* Page extract:
PHASE III - annotation
Download the singularity container for VEP in your catched Nextflow Singularity folder
Code Block |
---|
singularity pull --name nfcore-vep-106.1.GRCh38.img docker://nfcore/vep:106.1.GRCh38 |
Prepare/edit the following launch_phase3.pbs script:
Code Block |
---|
#!/bin/bash -l
#PBS -N sarek_III
#PBS -l walltime=48:00:00
#PBS -l select=1:ncpus=1:mem=5gb
cd $PBS_O_WORKDIR
NXF_OPTS='-Xms1g -Xmx4g'
module load java
#specify the nextflow version to use to run the workflow
export NXF_VER=22.06.1-edge
#run the sarek pipeline
nextflow run nf-core/sarek \
-r 3.1.1 \
-profile singularity \
--genome GATK.GRCh38 \
--step annotate \
--tools vep,snpeff \
--wes \
-resume |
Similarly to Phase 2, the Sarek pipeline will automatically detect the VCF input file for running annotation using the selected tool(s).
Submit the job to the PBS scheduler:
Code Block |
---|
qsub launch_phase3.pbs |
monitor the progress on the HPC:
Code Block |
---|
qjobs |
Alternatively, view the progress of the submitted job on the Nextflow Tower.

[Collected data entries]
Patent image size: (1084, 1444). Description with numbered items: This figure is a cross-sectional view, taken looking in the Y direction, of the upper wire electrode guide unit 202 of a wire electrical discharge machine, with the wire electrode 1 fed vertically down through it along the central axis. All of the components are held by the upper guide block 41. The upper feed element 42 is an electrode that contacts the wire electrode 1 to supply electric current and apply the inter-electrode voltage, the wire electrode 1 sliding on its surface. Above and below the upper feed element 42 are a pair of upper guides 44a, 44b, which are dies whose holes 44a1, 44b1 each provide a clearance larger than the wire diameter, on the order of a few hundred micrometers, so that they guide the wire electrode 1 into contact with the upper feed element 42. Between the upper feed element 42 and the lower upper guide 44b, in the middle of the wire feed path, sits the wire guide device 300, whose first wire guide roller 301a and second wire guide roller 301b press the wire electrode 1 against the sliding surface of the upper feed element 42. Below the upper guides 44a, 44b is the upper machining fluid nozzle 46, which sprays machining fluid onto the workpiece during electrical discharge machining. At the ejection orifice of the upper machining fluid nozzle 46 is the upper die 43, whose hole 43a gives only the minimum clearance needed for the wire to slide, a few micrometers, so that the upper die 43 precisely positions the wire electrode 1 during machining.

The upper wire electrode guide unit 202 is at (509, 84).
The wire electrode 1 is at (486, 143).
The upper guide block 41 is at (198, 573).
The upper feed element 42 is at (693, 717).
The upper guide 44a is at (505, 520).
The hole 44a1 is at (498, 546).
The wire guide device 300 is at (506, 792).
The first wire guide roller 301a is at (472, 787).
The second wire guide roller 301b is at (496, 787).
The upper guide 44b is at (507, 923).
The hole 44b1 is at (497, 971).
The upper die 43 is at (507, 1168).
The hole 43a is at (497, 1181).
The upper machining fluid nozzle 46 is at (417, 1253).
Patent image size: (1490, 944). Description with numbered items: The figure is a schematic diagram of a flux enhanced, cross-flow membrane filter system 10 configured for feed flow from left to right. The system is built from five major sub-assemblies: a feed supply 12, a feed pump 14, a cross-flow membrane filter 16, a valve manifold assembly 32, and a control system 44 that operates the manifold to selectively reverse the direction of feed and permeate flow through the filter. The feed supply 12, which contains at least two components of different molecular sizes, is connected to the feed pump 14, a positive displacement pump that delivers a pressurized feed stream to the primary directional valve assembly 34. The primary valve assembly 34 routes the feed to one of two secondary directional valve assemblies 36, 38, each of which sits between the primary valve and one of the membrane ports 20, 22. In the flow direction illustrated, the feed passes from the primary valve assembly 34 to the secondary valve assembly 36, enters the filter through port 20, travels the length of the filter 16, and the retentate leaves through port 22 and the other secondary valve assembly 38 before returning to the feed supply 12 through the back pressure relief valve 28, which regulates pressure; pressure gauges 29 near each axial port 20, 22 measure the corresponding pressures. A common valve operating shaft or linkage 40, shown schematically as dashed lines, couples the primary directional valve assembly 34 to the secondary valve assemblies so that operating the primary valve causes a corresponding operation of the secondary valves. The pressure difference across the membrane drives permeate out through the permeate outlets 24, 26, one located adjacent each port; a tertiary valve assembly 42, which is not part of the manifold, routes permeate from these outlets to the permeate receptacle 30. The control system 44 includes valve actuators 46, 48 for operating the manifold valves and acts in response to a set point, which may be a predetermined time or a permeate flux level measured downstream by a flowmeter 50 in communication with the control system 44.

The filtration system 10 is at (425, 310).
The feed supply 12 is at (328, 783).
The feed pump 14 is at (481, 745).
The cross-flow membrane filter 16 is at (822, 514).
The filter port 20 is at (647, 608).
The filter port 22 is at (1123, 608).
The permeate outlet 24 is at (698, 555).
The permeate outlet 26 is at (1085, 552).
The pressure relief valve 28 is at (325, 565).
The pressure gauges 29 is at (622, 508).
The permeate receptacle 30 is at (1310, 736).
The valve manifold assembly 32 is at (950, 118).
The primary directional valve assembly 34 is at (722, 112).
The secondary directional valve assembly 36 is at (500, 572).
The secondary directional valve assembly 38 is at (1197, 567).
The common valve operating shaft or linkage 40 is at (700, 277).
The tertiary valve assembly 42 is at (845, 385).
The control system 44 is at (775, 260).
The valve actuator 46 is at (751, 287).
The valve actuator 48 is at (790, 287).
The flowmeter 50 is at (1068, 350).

* What to produce: In the annotation-phase extract, which tools does the launch_phase3.pbs script pass to the --tools option? None of the items is needed here.

* Response to this exercise: vep and snpeff